[Stored dataset items]
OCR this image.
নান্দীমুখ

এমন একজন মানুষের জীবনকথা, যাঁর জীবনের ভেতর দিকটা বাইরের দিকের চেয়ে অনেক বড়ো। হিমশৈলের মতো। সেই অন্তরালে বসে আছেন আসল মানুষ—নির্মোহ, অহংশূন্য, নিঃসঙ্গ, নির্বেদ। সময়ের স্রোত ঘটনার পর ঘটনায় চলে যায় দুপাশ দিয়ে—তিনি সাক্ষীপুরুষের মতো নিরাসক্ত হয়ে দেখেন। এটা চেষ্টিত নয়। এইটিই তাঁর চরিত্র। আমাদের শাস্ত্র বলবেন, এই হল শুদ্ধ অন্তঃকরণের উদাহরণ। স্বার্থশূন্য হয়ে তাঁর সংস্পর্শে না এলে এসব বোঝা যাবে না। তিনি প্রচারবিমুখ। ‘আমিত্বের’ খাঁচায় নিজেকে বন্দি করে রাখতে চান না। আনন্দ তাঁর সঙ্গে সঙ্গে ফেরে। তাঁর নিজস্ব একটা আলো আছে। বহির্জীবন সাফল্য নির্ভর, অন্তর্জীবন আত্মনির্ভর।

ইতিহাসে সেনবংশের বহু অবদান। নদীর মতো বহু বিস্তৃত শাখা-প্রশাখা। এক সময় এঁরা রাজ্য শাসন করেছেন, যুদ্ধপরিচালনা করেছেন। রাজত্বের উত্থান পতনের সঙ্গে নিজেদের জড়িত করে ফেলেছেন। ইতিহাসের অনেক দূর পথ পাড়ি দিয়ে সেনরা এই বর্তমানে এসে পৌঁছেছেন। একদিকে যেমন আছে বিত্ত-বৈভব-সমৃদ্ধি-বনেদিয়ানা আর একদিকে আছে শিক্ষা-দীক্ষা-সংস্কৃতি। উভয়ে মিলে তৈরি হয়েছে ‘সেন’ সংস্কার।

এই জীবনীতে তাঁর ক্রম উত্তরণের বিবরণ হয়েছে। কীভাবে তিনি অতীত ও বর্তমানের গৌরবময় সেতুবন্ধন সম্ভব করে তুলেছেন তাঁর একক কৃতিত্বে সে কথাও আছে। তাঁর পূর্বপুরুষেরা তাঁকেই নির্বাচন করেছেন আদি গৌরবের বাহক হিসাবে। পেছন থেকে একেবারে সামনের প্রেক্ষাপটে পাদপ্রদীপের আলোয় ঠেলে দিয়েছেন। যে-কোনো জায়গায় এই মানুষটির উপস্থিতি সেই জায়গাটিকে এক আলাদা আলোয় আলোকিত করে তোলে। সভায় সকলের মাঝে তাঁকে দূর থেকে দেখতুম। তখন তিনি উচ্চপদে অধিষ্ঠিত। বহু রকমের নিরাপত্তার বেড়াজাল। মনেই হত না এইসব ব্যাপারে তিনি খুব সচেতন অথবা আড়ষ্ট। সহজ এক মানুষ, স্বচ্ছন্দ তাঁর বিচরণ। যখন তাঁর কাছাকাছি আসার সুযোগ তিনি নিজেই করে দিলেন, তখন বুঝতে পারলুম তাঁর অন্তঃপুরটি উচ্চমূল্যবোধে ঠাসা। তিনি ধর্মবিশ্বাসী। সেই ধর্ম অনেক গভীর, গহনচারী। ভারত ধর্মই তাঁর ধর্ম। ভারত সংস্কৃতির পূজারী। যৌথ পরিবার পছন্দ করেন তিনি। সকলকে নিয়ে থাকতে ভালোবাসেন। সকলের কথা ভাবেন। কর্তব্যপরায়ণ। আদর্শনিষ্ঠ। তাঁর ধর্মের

- [Requirement]:
Copy out each line above, character for character.

- [Task response]:
OCR this image.
নান্দীমুখ

এমন একজন মানুষের জীবনকথা, যাঁর জীবনের ভেতর দিকটা বাইরের দিকের চেয়ে অনেক বড়ো। হিমশৈলের মতো। সেই অন্তরালে বসে আছেন আসল মানুষ—নির্মোহ, অহংশূন্য, নিঃসঙ্গ, নির্বেদ। সময়ের স্রোত ঘটনার পর ঘটনায় চলে যায় দুপাশ দিয়ে—তিনি সাক্ষীপুরুষের মতো নিরাসক্ত হয়ে দেখেন। এটা চেষ্টিত নয়। এইটিই তাঁর চরিত্র। আমাদের শাস্ত্র বলবেন, এই হল শুদ্ধ অন্তঃকরণের উদাহরণ। স্বার্থশূন্য হয়ে তাঁর সংস্পর্শে না এলে এসব বোঝা যাবে না। তিনি প্রচারবিমুখ। ‘আমিত্বের’ খাঁচায় নিজেকে বন্দি করে রাখতে চান না। আনন্দ তাঁর সঙ্গে সঙ্গে ফেরে। তাঁর নিজস্ব একটা আলো আছে। বহির্জীবন সাফল্য নির্ভর, অন্তর্জীবন আত্মনির্ভর।

ইতিহাসে সেনবংশের বহু অবদান। নদীর মতো বহু বিস্তৃত শাখা-প্রশাখা। এক সময় এঁরা রাজ্য শাসন করেছেন, যুদ্ধপরিচালনা করেছেন। রাজত্বের উত্থান পতনের সঙ্গে নিজেদের জড়িত করে ফেলেছেন। ইতিহাসের অনেক দূর পথ পাড়ি দিয়ে সেনরা এই বর্তমানে এসে পৌঁছেছেন। একদিকে যেমন আছে বিত্ত-বৈভব-সমৃদ্ধি-বনেদিয়ানা আর একদিকে আছে শিক্ষা-দীক্ষা-সংস্কৃতি। উভয়ে মিলে তৈরি হয়েছে ‘সেন’ সংস্কার।

এই জীবনীতে তাঁর ক্রম উত্তরণের বিবরণ হয়েছে। কীভাবে তিনি অতীত ও বর্তমানের গৌরবময় সেতুবন্ধন সম্ভব করে তুলেছেন তাঁর একক কৃতিত্বে সে কথাও আছে। তাঁর পূর্বপুরুষেরা তাঁকেই নির্বাচন করেছেন আদি গৌরবের বাহক হিসাবে। পেছন থেকে একেবারে সামনের প্রেক্ষাপটে পাদপ্রদীপের আলোয় ঠেলে দিয়েছেন। যে-কোনো জায়গায় এই মানুষটির উপস্থিতি সেই জায়গাটিকে এক আলাদা আলোয় আলোকিত করে তোলে। সভায় সকলের মাঝে তাঁকে দূর থেকে দেখতুম। তখন তিনি উচ্চপদে অধিষ্ঠিত। বহু রকমের নিরাপত্তার বেড়াজাল। মনেই হত না এইসব ব্যাপারে তিনি খুব সচেতন অথবা আড়ষ্ট। সহজ এক মানুষ, স্বচ্ছন্দ তাঁর বিচরণ। যখন তাঁর কাছাকাছি আসার সুযোগ তিনি নিজেই করে দিলেন, তখন বুঝতে পারলুম তাঁর অন্তঃপুরটি উচ্চমূল্যবোধে ঠাসা। তিনি ধর্মবিশ্বাসী। সেই ধর্ম অনেক গভীর, গহনচারী। ভারত ধর্মই তাঁর ধর্ম। ভারত সংস্কৃতির পূজারী। যৌথ পরিবার পছন্দ করেন তিনি। সকলকে নিয়ে থাকতে ভালোবাসেন। সকলের কথা ভাবেন। কর্তব্যপরায়ণ। আদর্শনিষ্ঠ। তাঁর ধর্মের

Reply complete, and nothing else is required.